> **WHAT THIS TASK INVOLVES**:
Return the listing below in full, with every line exactly as it is.

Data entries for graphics
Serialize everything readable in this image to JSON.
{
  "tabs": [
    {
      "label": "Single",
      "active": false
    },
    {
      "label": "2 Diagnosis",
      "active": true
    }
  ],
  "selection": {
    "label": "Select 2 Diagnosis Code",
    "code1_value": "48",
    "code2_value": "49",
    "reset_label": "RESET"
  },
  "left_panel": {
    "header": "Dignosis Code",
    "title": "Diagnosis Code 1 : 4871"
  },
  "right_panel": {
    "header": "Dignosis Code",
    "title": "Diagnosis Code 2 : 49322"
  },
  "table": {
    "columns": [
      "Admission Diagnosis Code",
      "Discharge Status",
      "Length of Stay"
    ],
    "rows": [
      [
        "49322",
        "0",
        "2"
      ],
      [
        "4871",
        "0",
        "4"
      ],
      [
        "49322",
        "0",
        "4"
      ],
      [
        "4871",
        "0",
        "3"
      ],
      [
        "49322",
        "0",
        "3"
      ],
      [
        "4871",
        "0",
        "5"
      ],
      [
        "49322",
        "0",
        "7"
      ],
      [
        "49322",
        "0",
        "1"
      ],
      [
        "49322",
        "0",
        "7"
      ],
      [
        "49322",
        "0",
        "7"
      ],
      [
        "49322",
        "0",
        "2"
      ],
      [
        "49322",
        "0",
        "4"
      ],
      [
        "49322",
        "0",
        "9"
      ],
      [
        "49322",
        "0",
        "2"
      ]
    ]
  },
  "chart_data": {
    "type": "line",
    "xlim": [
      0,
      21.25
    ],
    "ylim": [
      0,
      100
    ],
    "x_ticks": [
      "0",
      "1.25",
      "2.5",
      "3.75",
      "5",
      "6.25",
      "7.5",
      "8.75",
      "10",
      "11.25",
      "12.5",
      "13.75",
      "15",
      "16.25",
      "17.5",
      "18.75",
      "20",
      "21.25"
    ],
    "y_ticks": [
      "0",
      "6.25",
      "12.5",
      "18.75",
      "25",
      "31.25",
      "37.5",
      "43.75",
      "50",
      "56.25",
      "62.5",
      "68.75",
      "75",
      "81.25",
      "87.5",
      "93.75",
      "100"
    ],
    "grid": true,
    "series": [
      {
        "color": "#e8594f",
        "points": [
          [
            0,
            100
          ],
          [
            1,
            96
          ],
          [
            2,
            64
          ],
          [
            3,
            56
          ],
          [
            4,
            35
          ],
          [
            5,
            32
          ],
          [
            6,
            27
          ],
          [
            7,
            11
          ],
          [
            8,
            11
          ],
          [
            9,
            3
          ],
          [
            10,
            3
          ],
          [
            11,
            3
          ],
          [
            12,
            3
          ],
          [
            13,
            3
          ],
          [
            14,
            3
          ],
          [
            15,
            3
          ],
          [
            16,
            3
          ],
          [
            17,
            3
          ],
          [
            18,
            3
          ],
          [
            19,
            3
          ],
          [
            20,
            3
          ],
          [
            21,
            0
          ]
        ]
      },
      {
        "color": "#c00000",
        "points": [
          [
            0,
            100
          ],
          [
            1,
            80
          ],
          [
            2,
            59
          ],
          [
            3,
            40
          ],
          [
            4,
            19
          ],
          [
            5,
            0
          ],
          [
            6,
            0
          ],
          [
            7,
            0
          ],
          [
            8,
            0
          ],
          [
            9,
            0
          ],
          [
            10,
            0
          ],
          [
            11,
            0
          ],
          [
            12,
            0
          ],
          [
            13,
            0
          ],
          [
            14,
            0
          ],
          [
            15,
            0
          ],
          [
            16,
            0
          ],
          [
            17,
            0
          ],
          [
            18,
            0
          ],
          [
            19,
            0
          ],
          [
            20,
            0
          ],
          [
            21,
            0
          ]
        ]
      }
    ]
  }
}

> **REPLY**:
Serialize everything readable in this image to JSON.
{
  "tabs": [
    {
      "label": "Single",
      "active": false
    },
    {
      "label": "2 Diagnosis",
      "active": true
    }
  ],
  "selection": {
    "label": "Select 2 Diagnosis Code",
    "code1_value": "48",
    "code2_value": "49",
    "reset_label": "RESET"
  },
  "left_panel": {
    "header": "Dignosis Code",
    "title": "Diagnosis Code 1 : 4871"
  },
  "right_panel": {
    "header": "Dignosis Code",
    "title": "Diagnosis Code 2 : 49322"
  },
  "table": {
    "columns": [
      "Admission Diagnosis Code",
      "Discharge Status",
      "Length of Stay"
    ],
    "rows": [
      [
        "49322",
        "0",
        "2"
      ],
      [
        "4871",
        "0",
        "4"
      ],
      [
        "49322",
        "0",
        "4"
      ],
      [
        "4871",
        "0",
        "3"
      ],
      [
        "49322",
        "0",
        "3"
      ],
      [
        "4871",
        "0",
        "5"
      ],
      [
        "49322",
        "0",
        "7"
      ],
      [
        "49322",
        "0",
        "1"
      ],
      [
        "49322",
        "0",
        "7"
      ],
      [
        "49322",
        "0",
        "7"
      ],
      [
        "49322",
        "0",
        "2"
      ],
      [
        "49322",
        "0",
        "4"
      ],
      [
        "49322",
        "0",
        "9"
      ],
      [
        "49322",
        "0",
        "2"
      ]
    ]
  },
  "chart_data": {
    "type": "line",
    "xlim": [
      0,
      21.25
    ],
    "ylim": [
      0,
      100
    ],
    "x_ticks": [
      "0",
      "1.25",
      "2.5",
      "3.75",
      "5",
      "6.25",
      "7.5",
      "8.75",
      "10",
      "11.25",
      "12.5",
      "13.75",
      "15",
      "16.25",
      "17.5",
      "18.75",
      "20",
      "21.25"
    ],
    "y_ticks": [
      "0",
      "6.25",
      "12.5",
      "18.75",
      "25",
      "31.25",
      "37.5",
      "43.75",
      "50",
      "56.25",
      "62.5",
      "68.75",
      "75",
      "81.25",
      "87.5",
      "93.75",
      "100"
    ],
    "grid": true,
    "series": [
      {
        "color": "#e8594f",
        "points": [
          [
            0,
            100
          ],
          [
            1,
            96
          ],
          [
            2,
            64
          ],
          [
            3,
            56
          ],
          [
            4,
            35
          ],
          [
            5,
            32
          ],
          [
            6,
            27
          ],
          [
            7,
            11
          ],
          [
            8,
            11
          ],
          [
            9,
            3
          ],
          [
            10,
            3
          ],
          [
            11,
            3
          ],
          [
            12,
            3
          ],
          [
            13,
            3
          ],
          [
            14,
            3
          ],
          [
            15,
            3
          ],
          [
            16,
            3
          ],
          [
            17,
            3
          ],
          [
            18,
            3
          ],
          [
            19,
            3
          ],
          [
            20,
            3
          ],
          [
            21,
            0
          ]
        ]
      },
      {
        "color": "#c00000",
        "points": [
          [
            0,
            100
          ],
          [
            1,
            80
          ],
          [
            2,
            59
          ],
          [
            3,
            40
          ],
          [
            4,
            19
          ],
          [
            5,
            0
          ],
          [
            6,
            0
          ],
          [
            7,
            0
          ],
          [
            8,
            0
          ],
          [
            9,
            0
          ],
          [
            10,
            0
          ],
          [
            11,
            0
          ],
          [
            12,
            0
          ],
          [
            13,
            0
          ],
          [
            14,
            0
          ],
          [
            15,
            0
          ],
          [
            16,
            0
          ],
          [
            17,
            0
          ],
          [
            18,
            0
          ],
          [
            19,
            0
          ],
          [
            20,
            0
          ],
          [
            21,
            0
          ]
        ]
      }
    ]
  }
}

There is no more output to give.